What is the number of lines containing the word "Platanios"? Please answer with that number and nothing more.

::::::

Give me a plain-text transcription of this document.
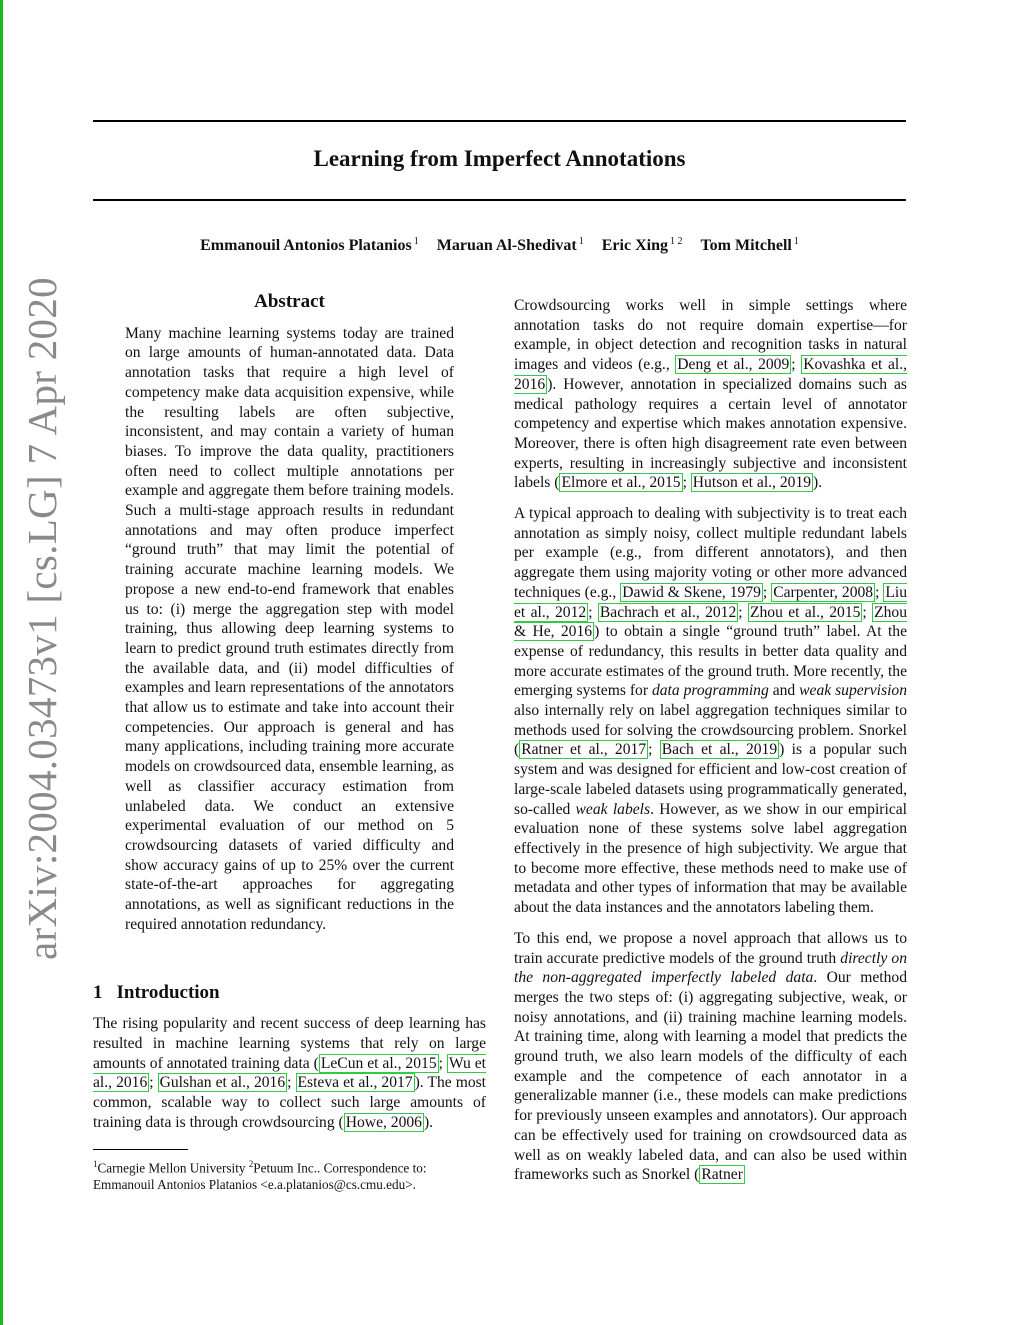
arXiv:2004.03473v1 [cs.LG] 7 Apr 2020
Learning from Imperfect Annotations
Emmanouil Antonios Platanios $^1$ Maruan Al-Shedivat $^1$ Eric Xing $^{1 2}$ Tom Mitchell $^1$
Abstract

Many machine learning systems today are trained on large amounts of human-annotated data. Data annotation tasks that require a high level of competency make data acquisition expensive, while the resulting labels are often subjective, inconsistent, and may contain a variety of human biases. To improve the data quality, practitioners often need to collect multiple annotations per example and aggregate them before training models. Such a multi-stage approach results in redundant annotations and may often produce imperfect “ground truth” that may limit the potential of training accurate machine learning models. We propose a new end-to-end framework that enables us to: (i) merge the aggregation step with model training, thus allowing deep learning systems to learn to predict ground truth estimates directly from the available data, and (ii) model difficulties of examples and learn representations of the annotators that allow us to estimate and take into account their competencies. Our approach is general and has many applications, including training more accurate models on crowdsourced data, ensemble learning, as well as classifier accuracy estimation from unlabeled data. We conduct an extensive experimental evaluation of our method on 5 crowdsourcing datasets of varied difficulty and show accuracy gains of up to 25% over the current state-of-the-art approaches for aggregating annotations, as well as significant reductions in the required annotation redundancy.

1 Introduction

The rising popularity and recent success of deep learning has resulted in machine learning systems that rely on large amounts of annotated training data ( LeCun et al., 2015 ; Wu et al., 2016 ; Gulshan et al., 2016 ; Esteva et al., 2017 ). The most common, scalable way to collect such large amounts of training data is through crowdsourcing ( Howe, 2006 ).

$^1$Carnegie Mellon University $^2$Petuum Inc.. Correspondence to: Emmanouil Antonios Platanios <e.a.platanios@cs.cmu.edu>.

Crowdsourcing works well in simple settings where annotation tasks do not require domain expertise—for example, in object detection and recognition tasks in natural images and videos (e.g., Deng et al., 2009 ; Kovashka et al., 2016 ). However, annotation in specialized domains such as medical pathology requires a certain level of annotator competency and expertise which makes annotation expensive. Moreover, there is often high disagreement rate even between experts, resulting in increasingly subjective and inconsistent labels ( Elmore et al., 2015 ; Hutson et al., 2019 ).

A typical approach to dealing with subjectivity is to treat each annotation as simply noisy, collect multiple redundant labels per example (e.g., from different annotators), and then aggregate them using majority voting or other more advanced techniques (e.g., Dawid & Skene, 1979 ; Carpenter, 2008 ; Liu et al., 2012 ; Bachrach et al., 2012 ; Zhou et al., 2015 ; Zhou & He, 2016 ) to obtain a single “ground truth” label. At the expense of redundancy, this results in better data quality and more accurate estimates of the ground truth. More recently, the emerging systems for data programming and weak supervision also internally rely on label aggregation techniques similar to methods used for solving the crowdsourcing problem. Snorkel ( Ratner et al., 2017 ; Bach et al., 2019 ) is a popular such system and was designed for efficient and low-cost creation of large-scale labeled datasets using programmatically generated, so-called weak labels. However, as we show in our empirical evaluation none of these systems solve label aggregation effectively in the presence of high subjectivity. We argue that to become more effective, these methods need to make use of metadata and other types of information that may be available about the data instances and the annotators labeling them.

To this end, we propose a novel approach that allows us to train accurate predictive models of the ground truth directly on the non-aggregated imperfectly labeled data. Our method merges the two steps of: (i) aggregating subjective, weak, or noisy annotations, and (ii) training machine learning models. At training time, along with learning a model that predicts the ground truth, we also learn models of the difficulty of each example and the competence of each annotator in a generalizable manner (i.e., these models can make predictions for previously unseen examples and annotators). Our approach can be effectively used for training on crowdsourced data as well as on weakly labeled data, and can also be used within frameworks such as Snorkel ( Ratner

::::::

**SOLVED PROBLEM:** 2